What is expected
Print the entries below word for word; the pictures stay out of your copy.

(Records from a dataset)
+ + + + +
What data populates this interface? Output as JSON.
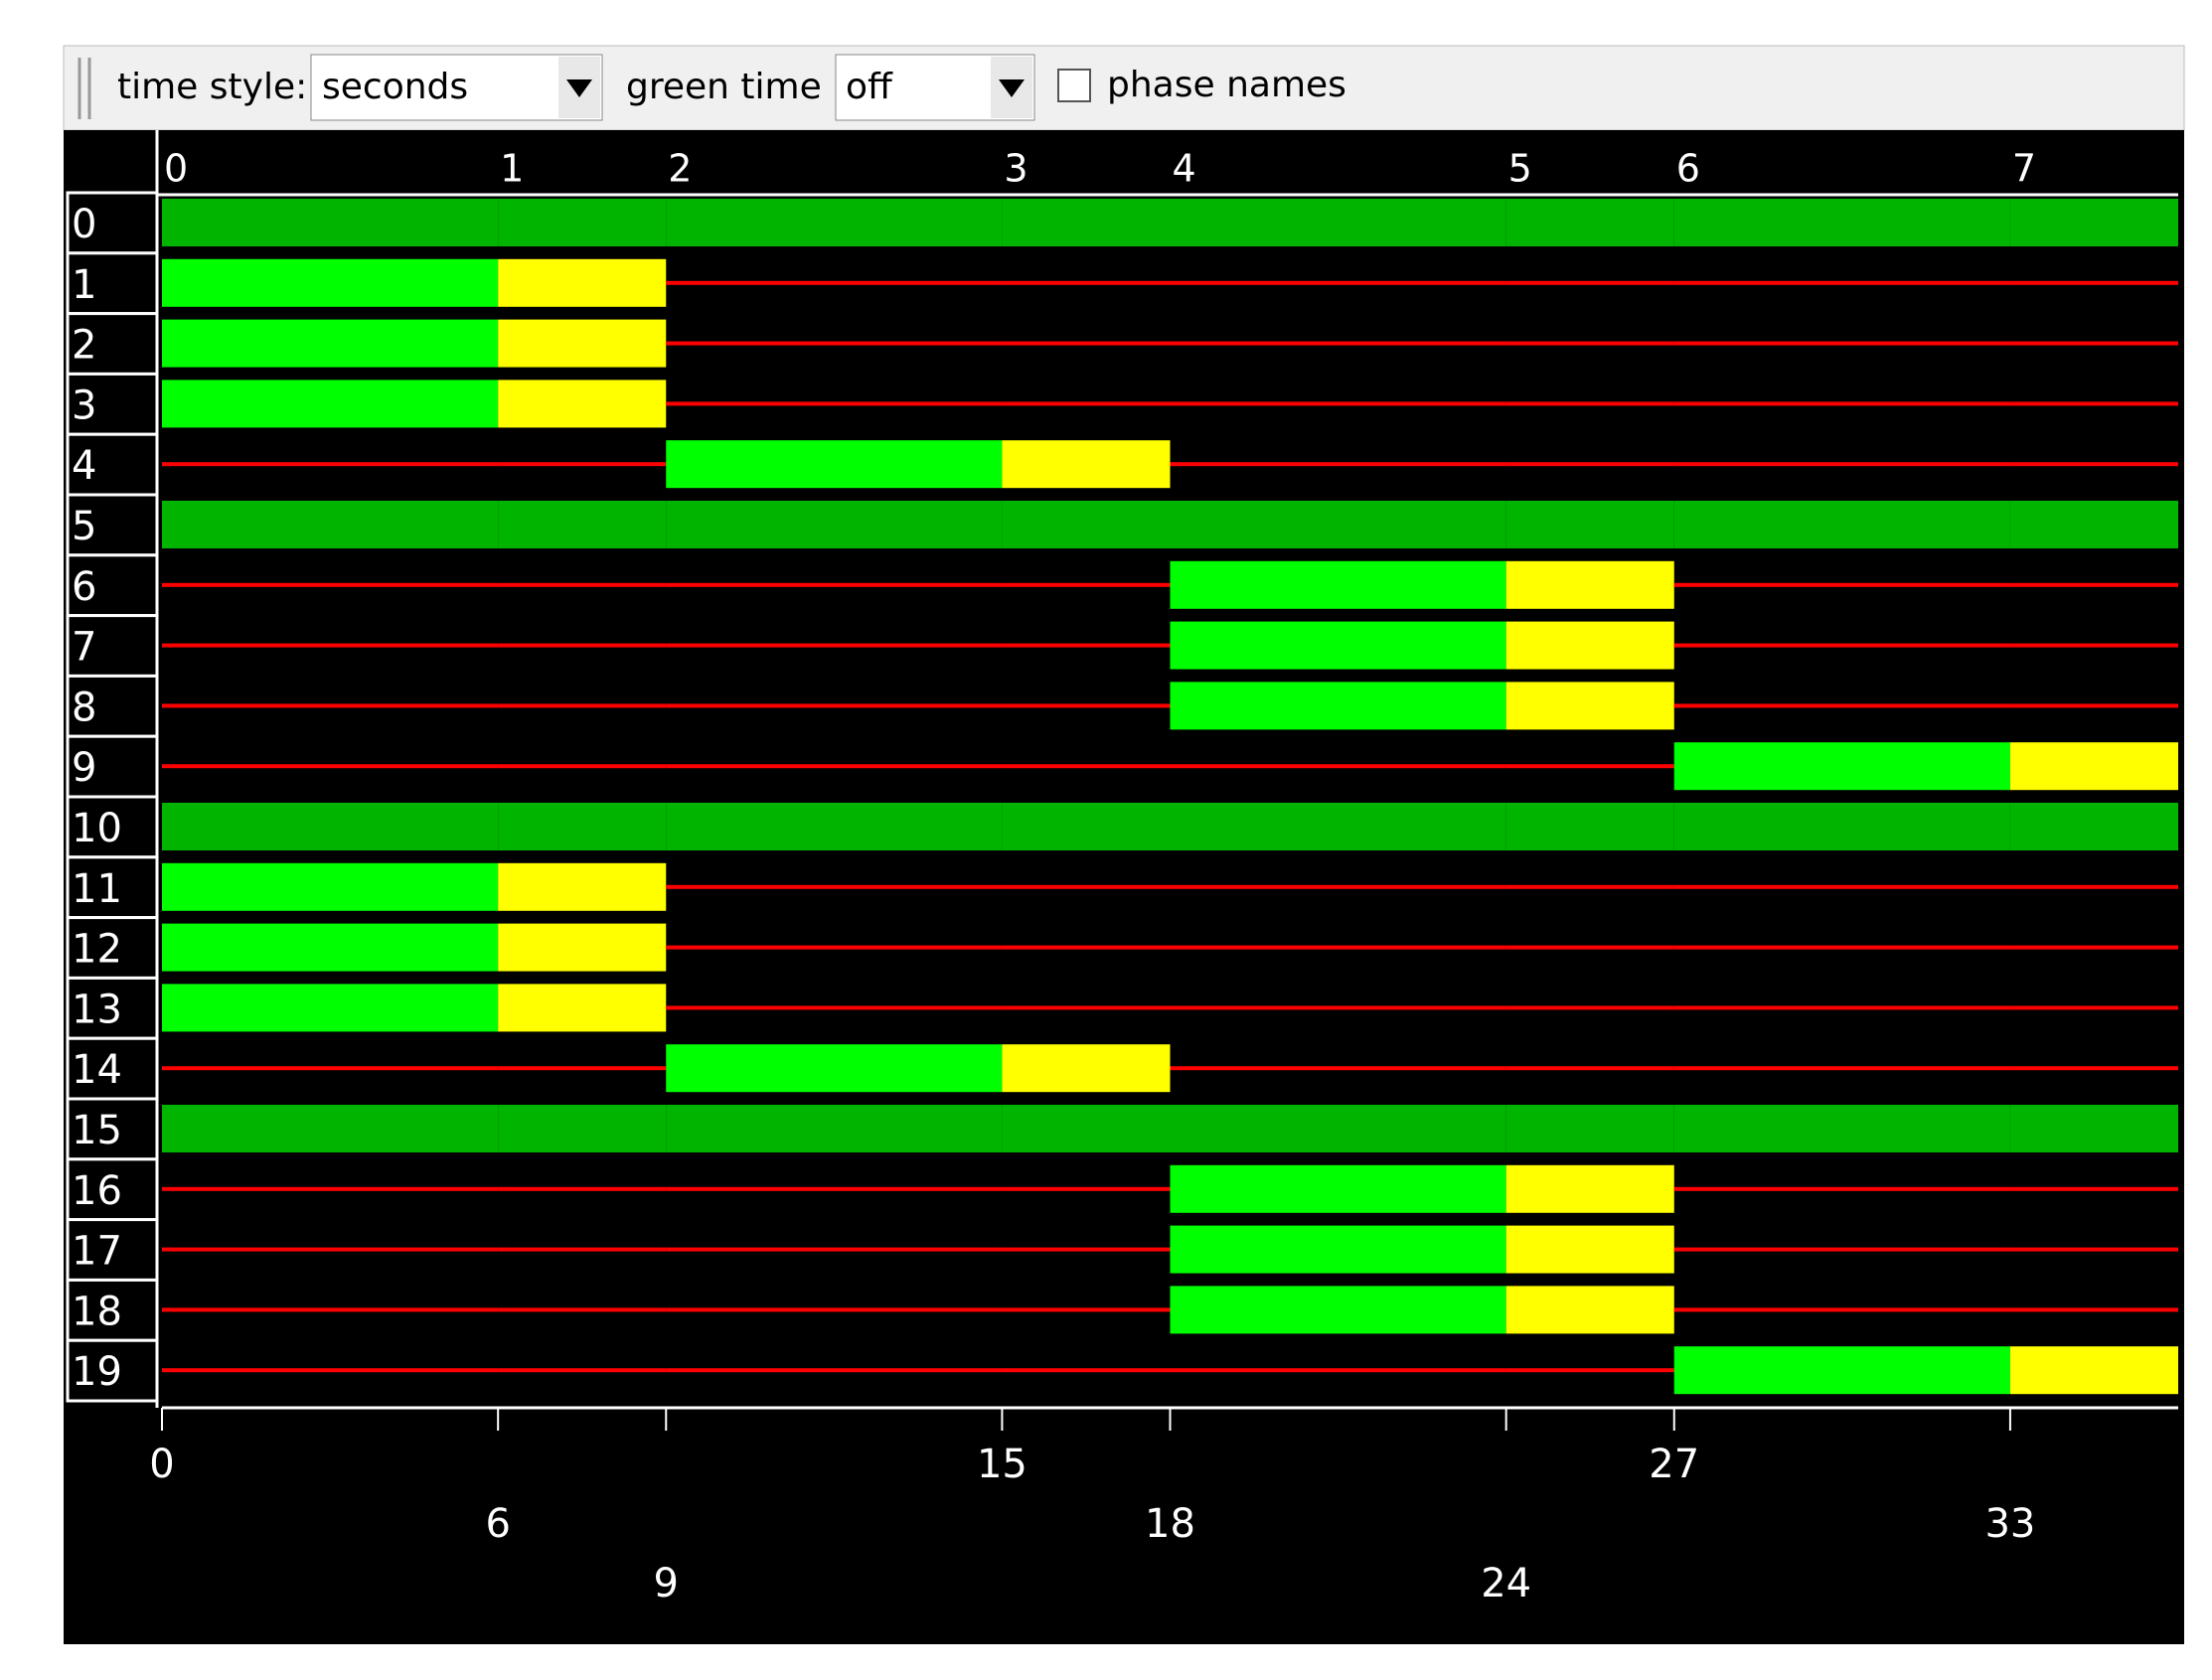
{
  "toolbar": {
    "time_style_label": "time style:",
    "time_style_value": "seconds",
    "green_time_label": "green time",
    "green_time_value": "off",
    "phase_names_label": "phase names"
  },
  "phase_indices": [
    0,
    1,
    2,
    3,
    4,
    5,
    6,
    7
  ],
  "links": [
    0,
    1,
    2,
    3,
    4,
    5,
    6,
    7,
    8,
    9,
    10,
    11,
    12,
    13,
    14,
    15,
    16,
    17,
    18,
    19
  ],
  "time_labels": [
    0,
    6,
    9,
    15,
    18,
    24,
    27,
    33
  ],
  "xlim": [
    0,
    36
  ],
  "states": [
    "gGGGrgrrrrgGGGrgrrrr",
    "gyyyrgrrrrgyyyrgrrrr",
    "grrrGgrrrrgrrrGgrrrr",
    "grrrygrrrrgrrrygrrrr",
    "grrrrgGGGrgrrrrgGGGr",
    "grrrrgyyyrgrrrrgyyyr",
    "grrrrgrrrGgrrrrgrrrG",
    "grrrrgrrrygrrrrgrrry"
  ],
  "state_colors": {
    "G": "#00ff00",
    "g": "#00b400",
    "y": "#ffff00",
    "r": "#ff0000"
  }
}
+ + + + +
Response
What data populates this interface? Output as JSON.
{
  "toolbar": {
    "time_style_label": "time style:",
    "time_style_value": "seconds",
    "green_time_label": "green time",
    "green_time_value": "off",
    "phase_names_label": "phase names"
  },
  "phase_indices": [
    0,
    1,
    2,
    3,
    4,
    5,
    6,
    7
  ],
  "links": [
    0,
    1,
    2,
    3,
    4,
    5,
    6,
    7,
    8,
    9,
    10,
    11,
    12,
    13,
    14,
    15,
    16,
    17,
    18,
    19
  ],
  "time_labels": [
    0,
    6,
    9,
    15,
    18,
    24,
    27,
    33
  ],
  "xlim": [
    0,
    36
  ],
  "states": [
    "gGGGrgrrrrgGGGrgrrrr",
    "gyyyrgrrrrgyyyrgrrrr",
    "grrrGgrrrrgrrrGgrrrr",
    "grrrygrrrrgrrrygrrrr",
    "grrrrgGGGrgrrrrgGGGr",
    "grrrrgyyyrgrrrrgyyyr",
    "grrrrgrrrGgrrrrgrrrG",
    "grrrrgrrrygrrrrgrrry"
  ],
  "state_colors": {
    "G": "#00ff00",
    "g": "#00b400",
    "y": "#ffff00",
    "r": "#ff0000"
  }
}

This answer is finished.